(Part of a data file)

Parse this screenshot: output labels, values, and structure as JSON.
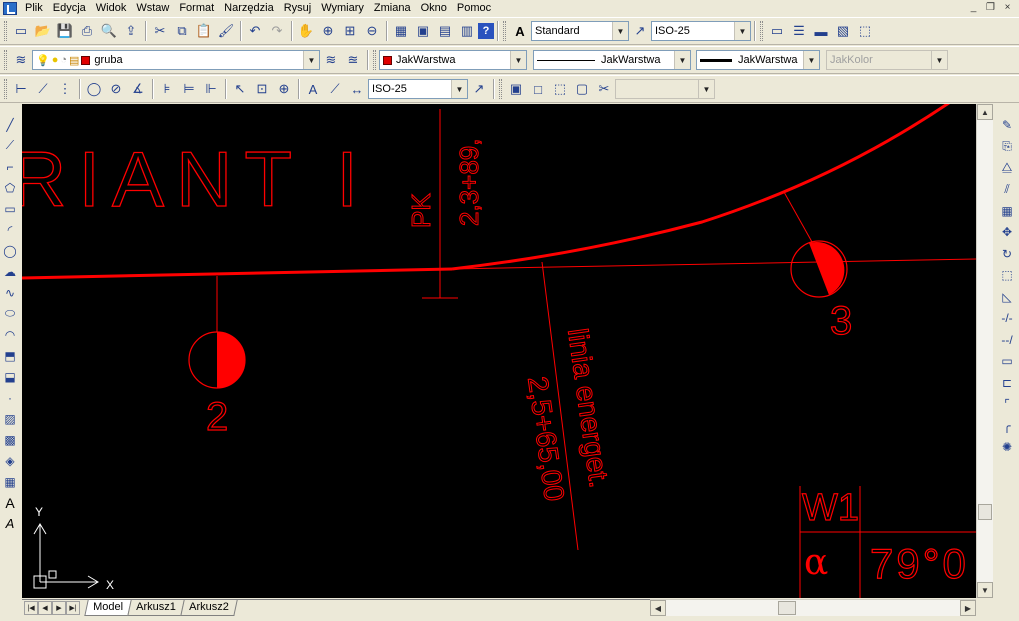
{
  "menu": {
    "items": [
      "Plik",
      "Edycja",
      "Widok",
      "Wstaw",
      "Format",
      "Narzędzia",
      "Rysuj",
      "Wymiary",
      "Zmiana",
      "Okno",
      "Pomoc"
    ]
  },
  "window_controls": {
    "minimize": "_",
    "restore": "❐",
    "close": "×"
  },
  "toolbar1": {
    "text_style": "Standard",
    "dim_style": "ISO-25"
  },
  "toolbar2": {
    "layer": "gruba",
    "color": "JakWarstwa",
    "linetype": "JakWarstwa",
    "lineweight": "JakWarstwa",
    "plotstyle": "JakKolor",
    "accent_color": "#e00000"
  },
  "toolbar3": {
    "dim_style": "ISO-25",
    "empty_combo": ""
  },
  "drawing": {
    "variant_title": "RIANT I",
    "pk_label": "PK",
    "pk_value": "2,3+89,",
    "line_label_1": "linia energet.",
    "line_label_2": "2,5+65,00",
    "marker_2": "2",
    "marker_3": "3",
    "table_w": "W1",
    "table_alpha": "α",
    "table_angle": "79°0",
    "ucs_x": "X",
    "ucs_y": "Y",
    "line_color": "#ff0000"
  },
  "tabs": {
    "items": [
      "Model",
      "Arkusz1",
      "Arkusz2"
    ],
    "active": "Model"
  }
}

*WORK INSTRUCTIONS*
Make an exact reproduction of the listing above, without any pictures.

*OUTPUT FOR THIS EXERCISE*
Parse this screenshot: output labels, values, and structure as JSON.
{
  "menu": {
    "items": [
      "Plik",
      "Edycja",
      "Widok",
      "Wstaw",
      "Format",
      "Narzędzia",
      "Rysuj",
      "Wymiary",
      "Zmiana",
      "Okno",
      "Pomoc"
    ]
  },
  "window_controls": {
    "minimize": "_",
    "restore": "❐",
    "close": "×"
  },
  "toolbar1": {
    "text_style": "Standard",
    "dim_style": "ISO-25"
  },
  "toolbar2": {
    "layer": "gruba",
    "color": "JakWarstwa",
    "linetype": "JakWarstwa",
    "lineweight": "JakWarstwa",
    "plotstyle": "JakKolor",
    "accent_color": "#e00000"
  },
  "toolbar3": {
    "dim_style": "ISO-25",
    "empty_combo": ""
  },
  "drawing": {
    "variant_title": "RIANT I",
    "pk_label": "PK",
    "pk_value": "2,3+89,",
    "line_label_1": "linia energet.",
    "line_label_2": "2,5+65,00",
    "marker_2": "2",
    "marker_3": "3",
    "table_w": "W1",
    "table_alpha": "α",
    "table_angle": "79°0",
    "ucs_x": "X",
    "ucs_y": "Y",
    "line_color": "#ff0000"
  },
  "tabs": {
    "items": [
      "Model",
      "Arkusz1",
      "Arkusz2"
    ],
    "active": "Model"
  }
}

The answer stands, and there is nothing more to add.